Written instruction — Give the number of lines holding the string "rinocerontes" and nothing more.

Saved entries

BEGIN

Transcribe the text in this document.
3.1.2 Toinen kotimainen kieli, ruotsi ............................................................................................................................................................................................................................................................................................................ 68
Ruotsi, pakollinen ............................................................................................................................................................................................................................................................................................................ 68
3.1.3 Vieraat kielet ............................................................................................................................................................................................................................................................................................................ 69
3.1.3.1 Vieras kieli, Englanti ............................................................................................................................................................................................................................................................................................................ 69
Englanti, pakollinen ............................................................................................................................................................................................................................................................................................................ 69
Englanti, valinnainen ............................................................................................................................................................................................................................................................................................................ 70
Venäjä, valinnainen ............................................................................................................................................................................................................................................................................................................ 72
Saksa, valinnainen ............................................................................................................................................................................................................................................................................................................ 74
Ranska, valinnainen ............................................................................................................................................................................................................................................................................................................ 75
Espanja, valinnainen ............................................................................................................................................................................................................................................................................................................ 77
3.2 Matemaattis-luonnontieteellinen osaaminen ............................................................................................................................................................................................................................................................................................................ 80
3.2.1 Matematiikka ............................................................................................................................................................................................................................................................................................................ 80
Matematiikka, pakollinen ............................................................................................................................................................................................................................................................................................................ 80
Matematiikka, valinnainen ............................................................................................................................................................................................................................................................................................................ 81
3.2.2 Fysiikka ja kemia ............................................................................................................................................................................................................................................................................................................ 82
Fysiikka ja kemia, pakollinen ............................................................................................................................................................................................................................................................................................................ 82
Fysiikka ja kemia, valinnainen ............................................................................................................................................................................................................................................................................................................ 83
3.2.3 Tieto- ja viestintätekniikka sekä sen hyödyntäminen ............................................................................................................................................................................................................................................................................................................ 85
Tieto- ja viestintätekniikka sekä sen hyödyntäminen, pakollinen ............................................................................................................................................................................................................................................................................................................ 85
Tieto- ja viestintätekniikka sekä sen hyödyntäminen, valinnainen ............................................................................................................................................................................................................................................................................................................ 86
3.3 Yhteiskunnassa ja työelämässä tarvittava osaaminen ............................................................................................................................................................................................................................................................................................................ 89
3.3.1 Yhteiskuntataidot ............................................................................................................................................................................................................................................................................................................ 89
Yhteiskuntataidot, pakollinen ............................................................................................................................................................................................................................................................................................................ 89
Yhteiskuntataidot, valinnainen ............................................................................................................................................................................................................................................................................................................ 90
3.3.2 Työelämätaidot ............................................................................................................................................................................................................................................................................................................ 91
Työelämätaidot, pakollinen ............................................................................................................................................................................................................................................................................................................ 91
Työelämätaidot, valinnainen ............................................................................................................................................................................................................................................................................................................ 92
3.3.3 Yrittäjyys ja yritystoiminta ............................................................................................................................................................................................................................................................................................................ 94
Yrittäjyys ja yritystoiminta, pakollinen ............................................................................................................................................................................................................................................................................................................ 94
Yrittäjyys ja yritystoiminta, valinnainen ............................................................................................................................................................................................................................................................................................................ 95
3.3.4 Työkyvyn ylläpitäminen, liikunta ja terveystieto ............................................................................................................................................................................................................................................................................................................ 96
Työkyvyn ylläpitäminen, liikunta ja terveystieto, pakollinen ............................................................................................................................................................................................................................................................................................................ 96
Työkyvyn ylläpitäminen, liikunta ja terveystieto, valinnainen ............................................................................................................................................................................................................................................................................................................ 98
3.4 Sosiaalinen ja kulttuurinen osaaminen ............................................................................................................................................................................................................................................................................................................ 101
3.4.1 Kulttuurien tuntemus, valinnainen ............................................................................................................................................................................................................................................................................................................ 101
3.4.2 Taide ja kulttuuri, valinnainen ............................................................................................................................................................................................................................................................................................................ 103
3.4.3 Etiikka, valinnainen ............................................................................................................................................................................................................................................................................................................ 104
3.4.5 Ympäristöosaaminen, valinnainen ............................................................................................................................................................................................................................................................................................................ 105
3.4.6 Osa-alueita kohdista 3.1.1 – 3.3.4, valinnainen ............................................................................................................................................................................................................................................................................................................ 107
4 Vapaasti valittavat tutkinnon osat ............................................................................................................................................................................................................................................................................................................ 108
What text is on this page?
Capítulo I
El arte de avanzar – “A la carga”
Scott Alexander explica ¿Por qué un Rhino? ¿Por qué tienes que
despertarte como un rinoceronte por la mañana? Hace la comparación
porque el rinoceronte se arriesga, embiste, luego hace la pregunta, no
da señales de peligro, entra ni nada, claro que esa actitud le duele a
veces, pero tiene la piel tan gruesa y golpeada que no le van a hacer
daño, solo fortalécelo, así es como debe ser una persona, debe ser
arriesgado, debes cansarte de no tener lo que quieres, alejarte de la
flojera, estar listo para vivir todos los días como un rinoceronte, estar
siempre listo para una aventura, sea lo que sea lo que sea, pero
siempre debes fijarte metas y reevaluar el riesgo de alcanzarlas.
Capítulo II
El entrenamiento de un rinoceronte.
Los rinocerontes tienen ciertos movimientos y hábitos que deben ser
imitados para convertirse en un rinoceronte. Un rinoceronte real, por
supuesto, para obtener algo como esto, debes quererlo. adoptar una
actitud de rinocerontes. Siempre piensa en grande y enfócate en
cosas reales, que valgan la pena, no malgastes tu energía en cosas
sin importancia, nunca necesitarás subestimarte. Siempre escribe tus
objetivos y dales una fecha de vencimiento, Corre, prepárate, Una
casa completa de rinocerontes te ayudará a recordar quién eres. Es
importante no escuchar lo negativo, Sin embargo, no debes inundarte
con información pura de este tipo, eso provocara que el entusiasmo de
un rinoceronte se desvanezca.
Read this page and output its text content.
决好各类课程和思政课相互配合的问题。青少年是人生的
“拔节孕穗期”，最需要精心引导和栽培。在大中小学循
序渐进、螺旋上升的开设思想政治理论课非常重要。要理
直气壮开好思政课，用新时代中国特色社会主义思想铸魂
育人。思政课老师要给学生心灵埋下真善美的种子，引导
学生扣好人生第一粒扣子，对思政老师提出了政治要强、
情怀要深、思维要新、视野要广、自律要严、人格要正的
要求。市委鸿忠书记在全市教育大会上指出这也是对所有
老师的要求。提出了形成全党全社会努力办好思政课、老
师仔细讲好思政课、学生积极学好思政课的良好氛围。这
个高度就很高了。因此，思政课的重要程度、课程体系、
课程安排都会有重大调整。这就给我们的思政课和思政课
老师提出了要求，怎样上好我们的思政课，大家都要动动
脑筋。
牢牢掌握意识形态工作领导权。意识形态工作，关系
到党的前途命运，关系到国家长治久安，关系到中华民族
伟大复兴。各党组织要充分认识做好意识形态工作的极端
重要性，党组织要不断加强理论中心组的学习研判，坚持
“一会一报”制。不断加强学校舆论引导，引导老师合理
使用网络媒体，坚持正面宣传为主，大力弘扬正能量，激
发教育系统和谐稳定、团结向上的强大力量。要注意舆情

END

The solution — 3